** start of Extracted information **

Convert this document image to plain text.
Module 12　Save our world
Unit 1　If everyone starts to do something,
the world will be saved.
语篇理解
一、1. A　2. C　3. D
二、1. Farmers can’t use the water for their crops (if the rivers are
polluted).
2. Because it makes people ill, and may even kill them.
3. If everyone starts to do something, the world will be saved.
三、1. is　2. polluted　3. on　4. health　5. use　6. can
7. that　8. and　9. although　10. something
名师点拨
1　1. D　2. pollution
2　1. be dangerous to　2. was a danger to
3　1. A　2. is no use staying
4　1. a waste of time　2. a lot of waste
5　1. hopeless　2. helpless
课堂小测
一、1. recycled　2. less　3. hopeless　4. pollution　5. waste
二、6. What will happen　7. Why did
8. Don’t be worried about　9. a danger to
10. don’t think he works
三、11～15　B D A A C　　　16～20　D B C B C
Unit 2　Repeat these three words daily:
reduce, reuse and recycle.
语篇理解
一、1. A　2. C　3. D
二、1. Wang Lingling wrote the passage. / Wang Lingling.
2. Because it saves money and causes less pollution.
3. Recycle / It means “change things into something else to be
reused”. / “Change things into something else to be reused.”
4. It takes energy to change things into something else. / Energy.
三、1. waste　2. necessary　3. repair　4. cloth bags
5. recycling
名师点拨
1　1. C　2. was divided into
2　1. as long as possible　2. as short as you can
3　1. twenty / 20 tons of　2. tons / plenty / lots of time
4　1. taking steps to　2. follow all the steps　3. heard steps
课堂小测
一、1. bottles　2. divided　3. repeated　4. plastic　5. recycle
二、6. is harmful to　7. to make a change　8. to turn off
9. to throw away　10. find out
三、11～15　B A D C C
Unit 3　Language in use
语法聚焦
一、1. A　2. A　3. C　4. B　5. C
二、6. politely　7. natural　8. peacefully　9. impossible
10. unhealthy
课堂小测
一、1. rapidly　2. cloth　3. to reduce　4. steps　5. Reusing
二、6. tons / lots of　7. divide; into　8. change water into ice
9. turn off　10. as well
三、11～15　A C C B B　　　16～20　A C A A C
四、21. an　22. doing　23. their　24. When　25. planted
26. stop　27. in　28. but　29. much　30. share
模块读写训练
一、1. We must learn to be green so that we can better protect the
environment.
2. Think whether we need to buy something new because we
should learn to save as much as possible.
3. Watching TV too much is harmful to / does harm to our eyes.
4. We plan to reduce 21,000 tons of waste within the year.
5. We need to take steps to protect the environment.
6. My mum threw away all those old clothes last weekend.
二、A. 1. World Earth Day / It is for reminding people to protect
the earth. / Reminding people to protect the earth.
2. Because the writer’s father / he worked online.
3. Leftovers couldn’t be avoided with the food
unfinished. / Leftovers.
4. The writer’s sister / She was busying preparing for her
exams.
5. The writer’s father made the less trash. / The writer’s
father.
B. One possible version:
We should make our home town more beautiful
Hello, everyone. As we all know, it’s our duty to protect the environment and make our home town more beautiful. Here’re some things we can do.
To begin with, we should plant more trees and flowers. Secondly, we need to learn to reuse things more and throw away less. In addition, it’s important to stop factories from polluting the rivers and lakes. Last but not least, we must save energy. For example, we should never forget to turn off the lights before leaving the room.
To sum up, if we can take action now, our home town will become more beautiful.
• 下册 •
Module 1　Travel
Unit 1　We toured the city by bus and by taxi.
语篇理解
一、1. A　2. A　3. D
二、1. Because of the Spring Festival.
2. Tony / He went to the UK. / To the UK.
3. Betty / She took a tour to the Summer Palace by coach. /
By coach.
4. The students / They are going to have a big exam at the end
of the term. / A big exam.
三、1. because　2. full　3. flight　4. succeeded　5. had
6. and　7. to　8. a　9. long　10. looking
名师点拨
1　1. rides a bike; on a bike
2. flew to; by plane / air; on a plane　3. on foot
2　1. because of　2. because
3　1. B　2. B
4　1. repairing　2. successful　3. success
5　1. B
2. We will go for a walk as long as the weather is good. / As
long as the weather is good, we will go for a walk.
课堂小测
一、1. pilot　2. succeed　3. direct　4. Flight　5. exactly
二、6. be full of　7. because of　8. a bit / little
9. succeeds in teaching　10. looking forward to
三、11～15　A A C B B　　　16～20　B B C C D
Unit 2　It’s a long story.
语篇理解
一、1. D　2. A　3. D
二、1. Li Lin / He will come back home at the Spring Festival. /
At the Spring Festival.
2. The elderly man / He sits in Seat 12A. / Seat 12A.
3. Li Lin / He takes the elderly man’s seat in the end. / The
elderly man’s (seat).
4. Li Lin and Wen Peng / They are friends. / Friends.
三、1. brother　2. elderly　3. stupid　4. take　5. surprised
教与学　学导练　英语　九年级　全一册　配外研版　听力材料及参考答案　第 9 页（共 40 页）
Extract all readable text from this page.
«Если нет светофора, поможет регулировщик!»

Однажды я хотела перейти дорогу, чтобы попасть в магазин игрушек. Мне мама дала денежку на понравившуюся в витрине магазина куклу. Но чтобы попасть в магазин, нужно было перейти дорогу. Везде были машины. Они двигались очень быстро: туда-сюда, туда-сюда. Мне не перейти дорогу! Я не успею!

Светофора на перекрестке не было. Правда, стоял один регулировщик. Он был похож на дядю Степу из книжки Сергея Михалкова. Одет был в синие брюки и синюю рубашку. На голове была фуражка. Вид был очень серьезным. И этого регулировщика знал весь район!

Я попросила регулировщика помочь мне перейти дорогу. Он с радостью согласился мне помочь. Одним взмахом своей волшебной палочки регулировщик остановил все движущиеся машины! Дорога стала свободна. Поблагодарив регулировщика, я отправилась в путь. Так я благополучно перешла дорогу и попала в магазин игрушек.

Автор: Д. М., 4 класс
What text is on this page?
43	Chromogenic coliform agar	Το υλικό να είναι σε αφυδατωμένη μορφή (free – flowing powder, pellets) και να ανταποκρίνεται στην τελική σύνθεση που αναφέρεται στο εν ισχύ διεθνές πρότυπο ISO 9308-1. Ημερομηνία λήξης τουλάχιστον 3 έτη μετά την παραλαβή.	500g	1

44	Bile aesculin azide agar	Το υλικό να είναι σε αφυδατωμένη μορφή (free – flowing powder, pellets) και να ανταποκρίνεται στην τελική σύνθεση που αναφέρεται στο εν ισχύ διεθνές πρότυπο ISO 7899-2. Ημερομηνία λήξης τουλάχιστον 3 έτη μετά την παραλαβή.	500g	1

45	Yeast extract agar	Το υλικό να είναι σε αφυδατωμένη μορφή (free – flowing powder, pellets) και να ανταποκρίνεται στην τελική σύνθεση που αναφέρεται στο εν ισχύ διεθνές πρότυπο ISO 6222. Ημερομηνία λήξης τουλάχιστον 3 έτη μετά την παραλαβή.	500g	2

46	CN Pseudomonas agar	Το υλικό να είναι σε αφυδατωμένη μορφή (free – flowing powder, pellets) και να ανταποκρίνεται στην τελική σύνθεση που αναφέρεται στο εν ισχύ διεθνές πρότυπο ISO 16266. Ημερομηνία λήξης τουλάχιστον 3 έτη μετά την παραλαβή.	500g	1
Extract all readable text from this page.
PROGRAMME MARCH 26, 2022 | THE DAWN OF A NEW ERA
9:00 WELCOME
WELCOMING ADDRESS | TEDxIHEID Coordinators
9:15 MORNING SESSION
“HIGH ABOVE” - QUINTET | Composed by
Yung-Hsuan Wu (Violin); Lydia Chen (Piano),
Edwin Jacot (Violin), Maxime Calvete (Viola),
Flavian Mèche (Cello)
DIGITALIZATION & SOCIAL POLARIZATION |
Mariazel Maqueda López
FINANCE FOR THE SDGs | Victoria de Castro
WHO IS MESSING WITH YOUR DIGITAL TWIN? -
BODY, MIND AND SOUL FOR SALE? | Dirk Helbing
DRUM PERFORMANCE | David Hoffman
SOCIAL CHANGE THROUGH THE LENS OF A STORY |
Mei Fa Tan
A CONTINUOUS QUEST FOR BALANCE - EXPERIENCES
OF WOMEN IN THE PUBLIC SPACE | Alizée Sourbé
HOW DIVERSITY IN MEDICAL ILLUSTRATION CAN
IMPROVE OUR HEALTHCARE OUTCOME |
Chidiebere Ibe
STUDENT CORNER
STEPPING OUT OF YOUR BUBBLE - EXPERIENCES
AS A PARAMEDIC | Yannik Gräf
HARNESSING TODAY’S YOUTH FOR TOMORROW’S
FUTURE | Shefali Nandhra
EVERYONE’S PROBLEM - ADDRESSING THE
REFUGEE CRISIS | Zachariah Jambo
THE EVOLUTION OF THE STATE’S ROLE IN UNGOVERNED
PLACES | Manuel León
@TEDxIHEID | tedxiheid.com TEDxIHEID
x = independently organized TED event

** end of Extracted information **

> Objective
In the records above, locate the lines holding the word "this". Copy each of them.

> Full solution
Convert this document image to plain text.
Extract all readable text from this page.
What text is on this page?
Extract all readable text from this page.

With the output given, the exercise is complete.